BEGIN PROVIDED RECORDS

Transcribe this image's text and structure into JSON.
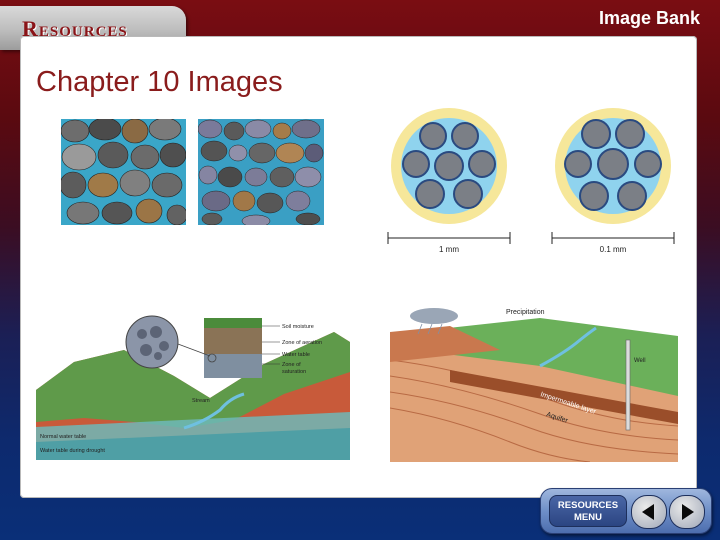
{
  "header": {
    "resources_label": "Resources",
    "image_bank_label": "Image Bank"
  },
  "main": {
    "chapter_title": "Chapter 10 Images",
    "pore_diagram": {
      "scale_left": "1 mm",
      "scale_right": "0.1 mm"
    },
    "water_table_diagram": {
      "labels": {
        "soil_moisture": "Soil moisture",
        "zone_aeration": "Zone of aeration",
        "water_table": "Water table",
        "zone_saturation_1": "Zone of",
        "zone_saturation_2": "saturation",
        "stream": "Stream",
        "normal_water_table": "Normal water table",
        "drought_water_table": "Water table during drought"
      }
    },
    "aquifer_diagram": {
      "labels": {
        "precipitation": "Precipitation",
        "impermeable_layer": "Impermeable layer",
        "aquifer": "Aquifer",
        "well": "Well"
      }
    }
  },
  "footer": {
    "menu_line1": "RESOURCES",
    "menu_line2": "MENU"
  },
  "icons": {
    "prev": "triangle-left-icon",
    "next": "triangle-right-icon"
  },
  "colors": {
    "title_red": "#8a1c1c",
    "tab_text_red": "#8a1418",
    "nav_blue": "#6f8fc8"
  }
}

END PROVIDED RECORDS
BEGIN PROVIDED RECORDS

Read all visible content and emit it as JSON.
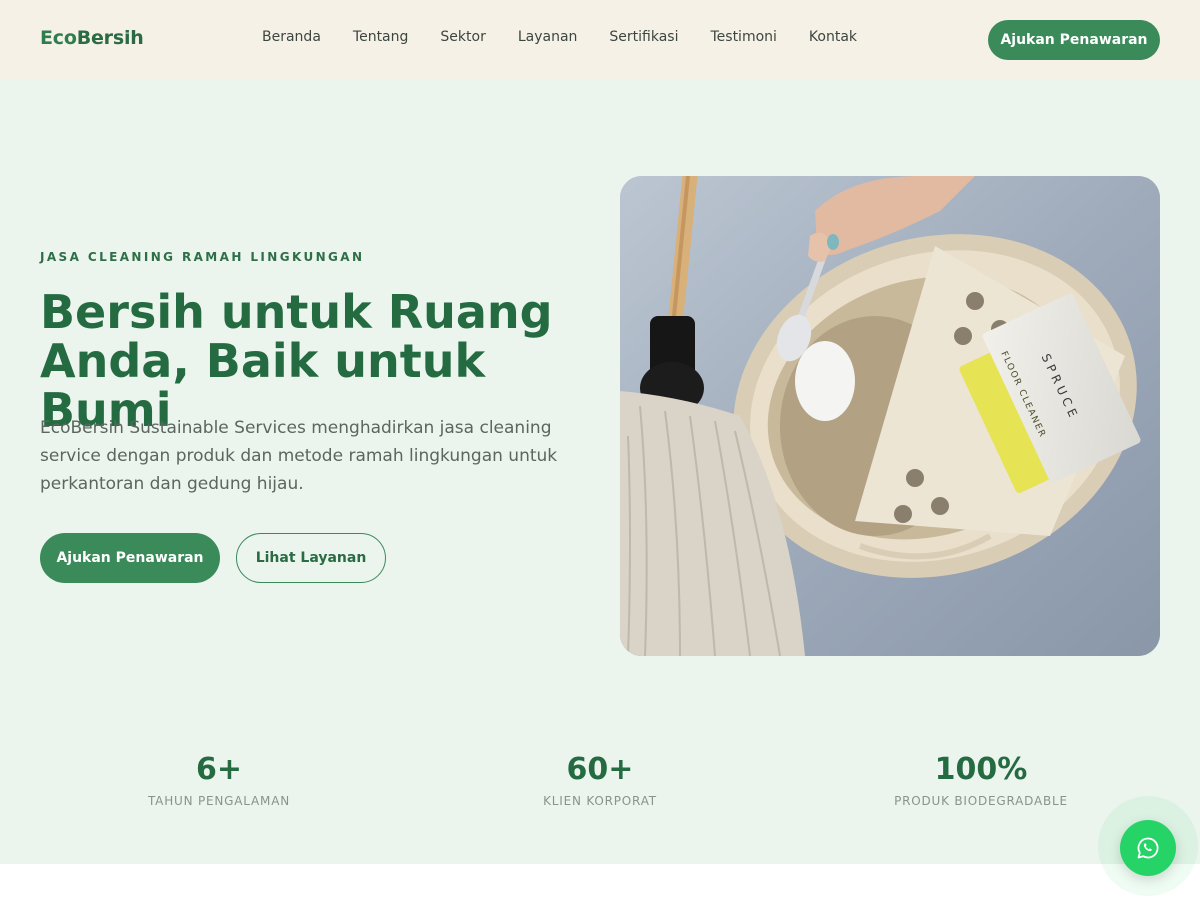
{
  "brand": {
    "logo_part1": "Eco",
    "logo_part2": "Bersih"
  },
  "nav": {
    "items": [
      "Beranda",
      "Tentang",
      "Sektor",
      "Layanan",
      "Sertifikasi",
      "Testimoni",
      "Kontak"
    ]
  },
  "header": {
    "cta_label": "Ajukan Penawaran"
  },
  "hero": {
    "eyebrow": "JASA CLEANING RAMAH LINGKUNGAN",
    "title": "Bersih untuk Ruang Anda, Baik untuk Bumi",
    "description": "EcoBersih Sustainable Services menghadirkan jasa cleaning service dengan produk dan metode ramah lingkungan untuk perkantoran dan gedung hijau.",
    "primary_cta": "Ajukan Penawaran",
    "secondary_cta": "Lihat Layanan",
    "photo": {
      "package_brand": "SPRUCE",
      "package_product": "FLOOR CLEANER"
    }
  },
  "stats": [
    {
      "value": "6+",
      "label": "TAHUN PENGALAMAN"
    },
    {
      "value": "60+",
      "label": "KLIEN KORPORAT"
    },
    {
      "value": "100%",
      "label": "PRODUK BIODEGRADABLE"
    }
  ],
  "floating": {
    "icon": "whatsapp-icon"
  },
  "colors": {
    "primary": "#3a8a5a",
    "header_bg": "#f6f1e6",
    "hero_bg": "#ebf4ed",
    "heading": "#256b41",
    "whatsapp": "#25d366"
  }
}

END PROVIDED RECORDS
BEGIN PROVIDED RECORDS

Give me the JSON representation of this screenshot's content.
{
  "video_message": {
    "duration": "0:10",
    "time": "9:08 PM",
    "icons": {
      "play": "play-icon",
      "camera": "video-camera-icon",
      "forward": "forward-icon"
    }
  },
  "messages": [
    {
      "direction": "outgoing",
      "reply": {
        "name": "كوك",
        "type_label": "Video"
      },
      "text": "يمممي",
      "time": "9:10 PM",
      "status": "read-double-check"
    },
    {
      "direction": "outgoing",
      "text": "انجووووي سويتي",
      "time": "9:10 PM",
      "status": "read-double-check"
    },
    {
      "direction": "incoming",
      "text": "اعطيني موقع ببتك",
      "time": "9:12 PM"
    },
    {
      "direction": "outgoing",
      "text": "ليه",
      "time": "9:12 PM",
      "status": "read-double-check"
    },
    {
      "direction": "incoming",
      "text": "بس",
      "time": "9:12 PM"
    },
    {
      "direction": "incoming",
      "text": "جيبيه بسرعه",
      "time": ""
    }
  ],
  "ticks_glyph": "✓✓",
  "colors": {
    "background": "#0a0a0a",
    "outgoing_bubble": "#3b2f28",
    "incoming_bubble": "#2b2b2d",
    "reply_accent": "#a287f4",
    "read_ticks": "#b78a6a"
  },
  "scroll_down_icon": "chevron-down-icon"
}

END PROVIDED RECORDS

_TASK TO CARRY OUT:_ In the lines above, locate the string "Layanan". Copy every line where it occurs.

_EXPECTED OUTPUT:_
      "Layanan",
    "secondary_cta": "Lihat Layanan",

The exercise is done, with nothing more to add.